Objective.
Copy all lines that contain the word "rouge".

(Records from a data collection)

********

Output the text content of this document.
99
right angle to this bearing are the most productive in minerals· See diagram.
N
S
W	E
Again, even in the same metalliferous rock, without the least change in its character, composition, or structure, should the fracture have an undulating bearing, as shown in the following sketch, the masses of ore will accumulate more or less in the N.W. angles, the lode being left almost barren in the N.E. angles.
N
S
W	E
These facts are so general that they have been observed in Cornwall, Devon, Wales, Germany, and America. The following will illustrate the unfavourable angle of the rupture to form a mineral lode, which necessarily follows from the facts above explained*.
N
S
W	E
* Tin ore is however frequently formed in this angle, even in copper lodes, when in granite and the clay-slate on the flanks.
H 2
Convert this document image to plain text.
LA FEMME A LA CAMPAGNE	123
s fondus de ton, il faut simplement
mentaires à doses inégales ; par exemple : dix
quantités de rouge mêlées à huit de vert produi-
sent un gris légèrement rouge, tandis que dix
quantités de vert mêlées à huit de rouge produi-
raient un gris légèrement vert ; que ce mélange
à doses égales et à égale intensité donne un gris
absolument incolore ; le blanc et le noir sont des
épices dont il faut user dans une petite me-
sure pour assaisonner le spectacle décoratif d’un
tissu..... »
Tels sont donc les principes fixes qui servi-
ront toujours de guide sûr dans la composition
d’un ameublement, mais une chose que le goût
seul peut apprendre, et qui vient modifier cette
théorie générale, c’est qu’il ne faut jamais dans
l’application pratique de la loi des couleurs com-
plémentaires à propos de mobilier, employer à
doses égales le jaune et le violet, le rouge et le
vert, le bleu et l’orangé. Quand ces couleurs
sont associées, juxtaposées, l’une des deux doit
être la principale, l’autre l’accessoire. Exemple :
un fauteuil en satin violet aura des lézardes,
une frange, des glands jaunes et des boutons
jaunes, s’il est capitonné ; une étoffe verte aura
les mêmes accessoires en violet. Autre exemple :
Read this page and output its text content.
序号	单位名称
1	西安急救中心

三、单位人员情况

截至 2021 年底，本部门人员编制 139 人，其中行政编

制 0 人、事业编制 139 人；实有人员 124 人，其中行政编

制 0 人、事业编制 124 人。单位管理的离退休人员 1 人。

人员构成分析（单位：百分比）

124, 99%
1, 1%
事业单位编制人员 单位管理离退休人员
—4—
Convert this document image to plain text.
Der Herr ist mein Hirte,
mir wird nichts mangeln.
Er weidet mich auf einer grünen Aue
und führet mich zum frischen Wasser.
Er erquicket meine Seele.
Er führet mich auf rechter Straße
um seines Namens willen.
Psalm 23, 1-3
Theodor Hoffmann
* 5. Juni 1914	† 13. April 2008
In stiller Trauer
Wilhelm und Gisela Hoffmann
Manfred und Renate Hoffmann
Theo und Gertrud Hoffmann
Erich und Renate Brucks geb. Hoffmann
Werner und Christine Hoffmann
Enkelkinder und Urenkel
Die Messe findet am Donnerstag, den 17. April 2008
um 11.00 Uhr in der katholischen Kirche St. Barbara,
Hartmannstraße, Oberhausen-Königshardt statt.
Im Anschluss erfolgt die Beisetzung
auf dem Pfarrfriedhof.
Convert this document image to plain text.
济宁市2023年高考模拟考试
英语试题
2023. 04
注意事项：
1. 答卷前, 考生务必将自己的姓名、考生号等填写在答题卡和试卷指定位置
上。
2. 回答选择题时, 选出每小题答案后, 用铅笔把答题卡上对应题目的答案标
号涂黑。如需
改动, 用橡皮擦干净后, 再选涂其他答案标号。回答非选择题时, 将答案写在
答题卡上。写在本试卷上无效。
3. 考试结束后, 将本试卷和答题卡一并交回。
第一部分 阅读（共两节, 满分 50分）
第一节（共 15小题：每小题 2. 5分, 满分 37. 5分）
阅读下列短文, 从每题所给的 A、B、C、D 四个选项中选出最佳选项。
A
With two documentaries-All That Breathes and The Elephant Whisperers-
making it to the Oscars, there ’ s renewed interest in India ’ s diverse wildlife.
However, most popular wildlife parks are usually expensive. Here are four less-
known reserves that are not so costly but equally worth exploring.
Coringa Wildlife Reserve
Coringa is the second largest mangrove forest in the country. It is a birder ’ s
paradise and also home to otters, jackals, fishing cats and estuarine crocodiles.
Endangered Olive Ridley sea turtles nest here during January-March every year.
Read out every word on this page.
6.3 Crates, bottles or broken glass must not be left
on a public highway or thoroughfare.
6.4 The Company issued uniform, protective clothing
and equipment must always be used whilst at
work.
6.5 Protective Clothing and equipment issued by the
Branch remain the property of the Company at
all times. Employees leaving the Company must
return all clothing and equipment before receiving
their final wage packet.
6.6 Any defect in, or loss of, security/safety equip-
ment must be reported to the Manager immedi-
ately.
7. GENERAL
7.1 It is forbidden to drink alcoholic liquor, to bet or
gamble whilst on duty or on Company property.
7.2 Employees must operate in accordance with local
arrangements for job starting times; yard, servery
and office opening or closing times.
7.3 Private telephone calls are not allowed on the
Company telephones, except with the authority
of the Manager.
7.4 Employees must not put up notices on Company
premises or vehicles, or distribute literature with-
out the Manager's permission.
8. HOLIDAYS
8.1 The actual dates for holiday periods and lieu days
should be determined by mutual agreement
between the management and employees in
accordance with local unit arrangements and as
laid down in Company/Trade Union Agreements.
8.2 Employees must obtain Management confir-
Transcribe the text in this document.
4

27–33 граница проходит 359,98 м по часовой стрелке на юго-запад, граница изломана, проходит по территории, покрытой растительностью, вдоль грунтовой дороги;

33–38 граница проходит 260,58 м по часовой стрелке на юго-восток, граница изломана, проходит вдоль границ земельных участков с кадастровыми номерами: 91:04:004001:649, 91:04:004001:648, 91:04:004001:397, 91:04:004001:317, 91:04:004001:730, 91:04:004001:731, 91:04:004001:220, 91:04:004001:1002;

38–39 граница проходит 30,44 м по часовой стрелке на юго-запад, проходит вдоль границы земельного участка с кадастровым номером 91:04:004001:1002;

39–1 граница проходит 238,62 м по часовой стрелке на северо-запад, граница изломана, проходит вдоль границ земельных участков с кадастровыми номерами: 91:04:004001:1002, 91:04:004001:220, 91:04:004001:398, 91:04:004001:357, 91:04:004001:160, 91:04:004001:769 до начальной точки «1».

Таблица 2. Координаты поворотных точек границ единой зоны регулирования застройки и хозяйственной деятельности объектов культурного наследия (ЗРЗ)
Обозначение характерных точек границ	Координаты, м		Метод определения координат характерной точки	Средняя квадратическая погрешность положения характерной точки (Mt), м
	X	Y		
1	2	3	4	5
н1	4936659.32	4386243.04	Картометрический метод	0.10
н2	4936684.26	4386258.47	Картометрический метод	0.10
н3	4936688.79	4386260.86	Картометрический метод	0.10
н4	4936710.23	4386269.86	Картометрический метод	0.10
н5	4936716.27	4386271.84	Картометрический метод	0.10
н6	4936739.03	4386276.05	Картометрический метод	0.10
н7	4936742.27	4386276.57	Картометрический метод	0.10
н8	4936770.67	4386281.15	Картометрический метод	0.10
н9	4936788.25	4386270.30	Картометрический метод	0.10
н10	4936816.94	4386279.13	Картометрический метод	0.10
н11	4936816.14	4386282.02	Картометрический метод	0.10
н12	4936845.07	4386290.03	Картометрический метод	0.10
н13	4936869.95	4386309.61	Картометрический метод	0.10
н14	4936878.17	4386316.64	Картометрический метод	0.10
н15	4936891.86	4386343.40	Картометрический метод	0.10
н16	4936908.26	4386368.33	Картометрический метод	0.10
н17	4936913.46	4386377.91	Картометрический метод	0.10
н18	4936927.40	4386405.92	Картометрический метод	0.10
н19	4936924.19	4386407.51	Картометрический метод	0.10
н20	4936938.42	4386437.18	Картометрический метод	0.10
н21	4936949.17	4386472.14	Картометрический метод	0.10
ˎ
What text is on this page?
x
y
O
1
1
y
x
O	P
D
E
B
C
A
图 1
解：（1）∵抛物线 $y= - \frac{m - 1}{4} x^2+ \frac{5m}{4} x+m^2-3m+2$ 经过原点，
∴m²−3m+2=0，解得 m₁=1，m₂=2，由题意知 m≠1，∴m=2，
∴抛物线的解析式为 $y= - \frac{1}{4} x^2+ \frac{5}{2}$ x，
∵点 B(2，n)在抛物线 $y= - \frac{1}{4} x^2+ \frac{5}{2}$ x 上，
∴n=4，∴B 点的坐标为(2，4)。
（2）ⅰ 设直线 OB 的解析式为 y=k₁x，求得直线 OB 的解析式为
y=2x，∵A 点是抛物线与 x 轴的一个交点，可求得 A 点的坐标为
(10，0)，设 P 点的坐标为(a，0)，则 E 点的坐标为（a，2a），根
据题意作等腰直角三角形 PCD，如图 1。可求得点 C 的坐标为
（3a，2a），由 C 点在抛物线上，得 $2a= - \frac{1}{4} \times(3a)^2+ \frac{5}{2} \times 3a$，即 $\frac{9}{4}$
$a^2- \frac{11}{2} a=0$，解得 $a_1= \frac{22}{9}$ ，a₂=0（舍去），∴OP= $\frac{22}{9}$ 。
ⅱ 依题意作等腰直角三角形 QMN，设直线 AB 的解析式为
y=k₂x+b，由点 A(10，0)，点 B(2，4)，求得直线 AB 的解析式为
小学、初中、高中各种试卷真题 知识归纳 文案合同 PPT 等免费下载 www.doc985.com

********

Response to the task.
quantités de rouge mêlées à huit de vert produi-
sent un gris légèrement rouge, tandis que dix
quantités de vert mêlées à huit de rouge produi-
doses égales le jaune et le violet, le rouge et le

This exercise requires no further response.